Aku ingat waktu kecil aku
sering mimpi terbang. Dari gunung ke gunung, dari pematang ke pematang sawah.
Berputar-putar di angkasa. Dengan gaya “Superman” aku terus menyusuri angkasa
raya. Dari atas ketinggian seperti ini aku melihat hamparan sawah, pemukiman
dan lautan, membentang sambung-menyambung menjadi satu kesatuan bumi yang indah
ini.
Seandainya itu menjadi
nyata, betapa indahnya hidup ini. Mau kemana saja aku bisa. Seandainya mimpi
itu menjadi nyata, pertama yang ingin aku lakukan adalah menghampiri burung
Garuda. Aku kangen sama dia, seumur hidupku aku tidak melihatmu, kecuali yang
terpanggang di tembok mencengkram Bhineka Tunggal Ika. Entah di hutan mana aku
harus mencari. Aku ingin Garuda hadir dalam setiap pagiku, untuk sekedar
berkeliling melingkari hutan di kepulauan Indonesia. Berkeliling di udara dari
Sabang sampai Maraoke sambil tetap mencengkram Bhineka Tunggal Ika Entah. Aku
akan turun jika melihat gejolak kesukuan, keagamaan, ekonomi dan gejolak apa saja
yang mengancam isi semboyan cengkraman Garuda.

************

**Yang Perlu Dikerjakan:**
Lanjutkan teks di atas tentang mimpi terbang dan burung Garuda, dimulai tepat setelah kalimat terakhirnya.

**Entri Kumpulan Data:**
************

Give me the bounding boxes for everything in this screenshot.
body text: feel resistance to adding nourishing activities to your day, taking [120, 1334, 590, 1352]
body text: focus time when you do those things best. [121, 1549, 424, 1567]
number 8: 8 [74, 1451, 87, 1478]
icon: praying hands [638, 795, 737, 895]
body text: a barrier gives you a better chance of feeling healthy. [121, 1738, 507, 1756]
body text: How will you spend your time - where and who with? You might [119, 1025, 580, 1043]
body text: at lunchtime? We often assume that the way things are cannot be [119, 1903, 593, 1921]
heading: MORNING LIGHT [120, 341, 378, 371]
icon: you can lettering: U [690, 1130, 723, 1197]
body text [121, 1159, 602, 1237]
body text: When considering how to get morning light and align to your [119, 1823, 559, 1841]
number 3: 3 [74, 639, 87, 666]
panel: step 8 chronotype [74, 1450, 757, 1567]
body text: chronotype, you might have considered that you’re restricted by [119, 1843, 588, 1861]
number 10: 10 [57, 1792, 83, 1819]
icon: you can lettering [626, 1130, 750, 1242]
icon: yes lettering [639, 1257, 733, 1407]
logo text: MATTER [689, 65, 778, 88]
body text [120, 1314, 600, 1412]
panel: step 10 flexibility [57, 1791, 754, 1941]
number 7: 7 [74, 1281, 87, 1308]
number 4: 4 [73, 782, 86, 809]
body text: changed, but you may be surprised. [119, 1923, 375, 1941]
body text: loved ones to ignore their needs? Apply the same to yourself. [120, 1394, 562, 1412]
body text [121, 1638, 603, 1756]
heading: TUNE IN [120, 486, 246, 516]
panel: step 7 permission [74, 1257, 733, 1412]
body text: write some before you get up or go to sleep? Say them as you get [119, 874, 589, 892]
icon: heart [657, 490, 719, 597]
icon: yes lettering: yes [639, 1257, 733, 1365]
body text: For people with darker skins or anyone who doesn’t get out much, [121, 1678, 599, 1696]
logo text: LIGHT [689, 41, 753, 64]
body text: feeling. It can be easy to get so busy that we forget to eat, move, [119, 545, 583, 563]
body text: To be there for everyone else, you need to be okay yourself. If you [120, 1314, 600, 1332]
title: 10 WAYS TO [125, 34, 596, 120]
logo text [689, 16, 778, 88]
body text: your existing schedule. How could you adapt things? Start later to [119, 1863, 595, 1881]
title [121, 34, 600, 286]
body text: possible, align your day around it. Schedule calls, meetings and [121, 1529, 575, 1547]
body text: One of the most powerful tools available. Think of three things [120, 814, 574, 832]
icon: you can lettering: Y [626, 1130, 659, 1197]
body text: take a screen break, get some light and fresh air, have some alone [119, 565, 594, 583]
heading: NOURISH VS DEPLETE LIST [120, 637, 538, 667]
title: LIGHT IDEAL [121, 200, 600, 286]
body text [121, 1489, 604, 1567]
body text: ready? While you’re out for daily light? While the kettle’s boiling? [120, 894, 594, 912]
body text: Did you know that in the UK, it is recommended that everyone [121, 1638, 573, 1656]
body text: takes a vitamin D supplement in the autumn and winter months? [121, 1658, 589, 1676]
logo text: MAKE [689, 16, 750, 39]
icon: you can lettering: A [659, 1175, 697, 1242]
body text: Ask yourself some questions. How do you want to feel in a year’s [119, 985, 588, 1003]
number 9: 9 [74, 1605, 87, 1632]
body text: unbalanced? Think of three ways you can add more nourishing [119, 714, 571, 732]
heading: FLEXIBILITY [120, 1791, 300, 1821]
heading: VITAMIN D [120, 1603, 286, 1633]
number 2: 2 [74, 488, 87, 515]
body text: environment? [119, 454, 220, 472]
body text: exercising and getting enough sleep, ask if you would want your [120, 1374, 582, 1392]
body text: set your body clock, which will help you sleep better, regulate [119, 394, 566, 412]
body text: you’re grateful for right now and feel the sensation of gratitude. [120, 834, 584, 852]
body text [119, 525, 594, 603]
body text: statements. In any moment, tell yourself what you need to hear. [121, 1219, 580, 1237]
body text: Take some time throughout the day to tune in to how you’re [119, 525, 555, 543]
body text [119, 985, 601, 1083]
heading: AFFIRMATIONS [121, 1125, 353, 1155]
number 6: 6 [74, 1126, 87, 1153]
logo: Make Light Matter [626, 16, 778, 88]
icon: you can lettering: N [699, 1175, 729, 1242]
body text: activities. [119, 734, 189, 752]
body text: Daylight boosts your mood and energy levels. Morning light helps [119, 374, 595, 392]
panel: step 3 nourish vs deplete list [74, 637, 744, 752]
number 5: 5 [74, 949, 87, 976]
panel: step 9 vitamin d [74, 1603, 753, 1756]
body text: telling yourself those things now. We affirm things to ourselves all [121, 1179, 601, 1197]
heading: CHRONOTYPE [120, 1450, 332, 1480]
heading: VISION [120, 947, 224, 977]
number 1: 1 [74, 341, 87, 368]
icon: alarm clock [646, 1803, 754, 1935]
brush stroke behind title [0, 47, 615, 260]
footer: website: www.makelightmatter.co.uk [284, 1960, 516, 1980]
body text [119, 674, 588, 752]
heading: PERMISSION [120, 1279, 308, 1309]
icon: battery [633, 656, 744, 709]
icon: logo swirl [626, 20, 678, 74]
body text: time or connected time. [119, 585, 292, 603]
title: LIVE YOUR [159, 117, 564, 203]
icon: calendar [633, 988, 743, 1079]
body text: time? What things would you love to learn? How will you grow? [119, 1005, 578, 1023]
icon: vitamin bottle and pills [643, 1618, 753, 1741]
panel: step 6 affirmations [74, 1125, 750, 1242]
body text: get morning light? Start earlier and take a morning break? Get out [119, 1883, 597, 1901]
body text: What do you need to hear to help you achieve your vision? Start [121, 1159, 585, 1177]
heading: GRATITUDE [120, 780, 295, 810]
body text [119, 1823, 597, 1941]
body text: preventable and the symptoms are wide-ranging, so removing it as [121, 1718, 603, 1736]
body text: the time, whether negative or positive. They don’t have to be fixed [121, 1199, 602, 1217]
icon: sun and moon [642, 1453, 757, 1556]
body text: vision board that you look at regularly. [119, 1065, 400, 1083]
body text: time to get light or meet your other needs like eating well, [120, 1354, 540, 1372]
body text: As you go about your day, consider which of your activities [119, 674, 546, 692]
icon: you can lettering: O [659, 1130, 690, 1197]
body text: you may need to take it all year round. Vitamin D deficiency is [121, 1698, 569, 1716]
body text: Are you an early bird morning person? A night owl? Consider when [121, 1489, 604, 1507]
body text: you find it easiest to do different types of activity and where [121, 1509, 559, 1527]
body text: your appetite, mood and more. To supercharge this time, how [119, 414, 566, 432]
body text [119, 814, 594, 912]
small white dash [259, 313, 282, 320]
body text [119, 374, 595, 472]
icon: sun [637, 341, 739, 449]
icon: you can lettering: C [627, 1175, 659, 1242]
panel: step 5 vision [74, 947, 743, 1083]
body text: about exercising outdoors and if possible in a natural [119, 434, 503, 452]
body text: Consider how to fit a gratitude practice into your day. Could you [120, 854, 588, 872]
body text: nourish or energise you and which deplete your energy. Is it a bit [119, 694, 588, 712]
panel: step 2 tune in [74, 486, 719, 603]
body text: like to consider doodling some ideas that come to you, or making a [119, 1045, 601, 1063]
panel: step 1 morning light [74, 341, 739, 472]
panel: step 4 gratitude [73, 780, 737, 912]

************

**Jawaban di Bawah:**
Garuda, entah di hutan
mana aku mencarimu. Setelah aku jauh berkeliling, tidak kunjung aku melihatmu,
apalagi melihat hutan Indonesia sekarang, aku tidak berharap banyak. Sebab
hutan tidak lagi dihuni orang hutan, melainkan oleh orang-orang kota. Sejak
keberadaan orang-orang kota di hutan-hutan, kamu tidak mungkin terlihat lagi.Orang kota datang ke hutan
kira-kira mau ngapain. Cari pekerjaan? Sepertinya bukan, sebab pemuda-pemuda
kampong sebelah hutan ini malah pergi ke kota untuk mencari pekerjaan. Di kota
banyak pekerjaan, pikirnya.
Orang kota itu membawa
banyak peralatan, alat berat tentunya, jangan-jangan untuk menebang hutan. Ya
hutan. Hutan yang biasanya mereka tebang. Seperti di tempat-tempat lain
kepulauan ini, mereka menebang hutannya, bukan pohonnya. Musnah. Itulah bedanya
orang kampung dengan orang kota. Kalau orang kampung hanya menebang pohon untuk
keperluan hidup sehari-hari mereka. Sementara orang kota menebang hutannya
untuk memenuhi keperluan nafsunya. Ah, biadab.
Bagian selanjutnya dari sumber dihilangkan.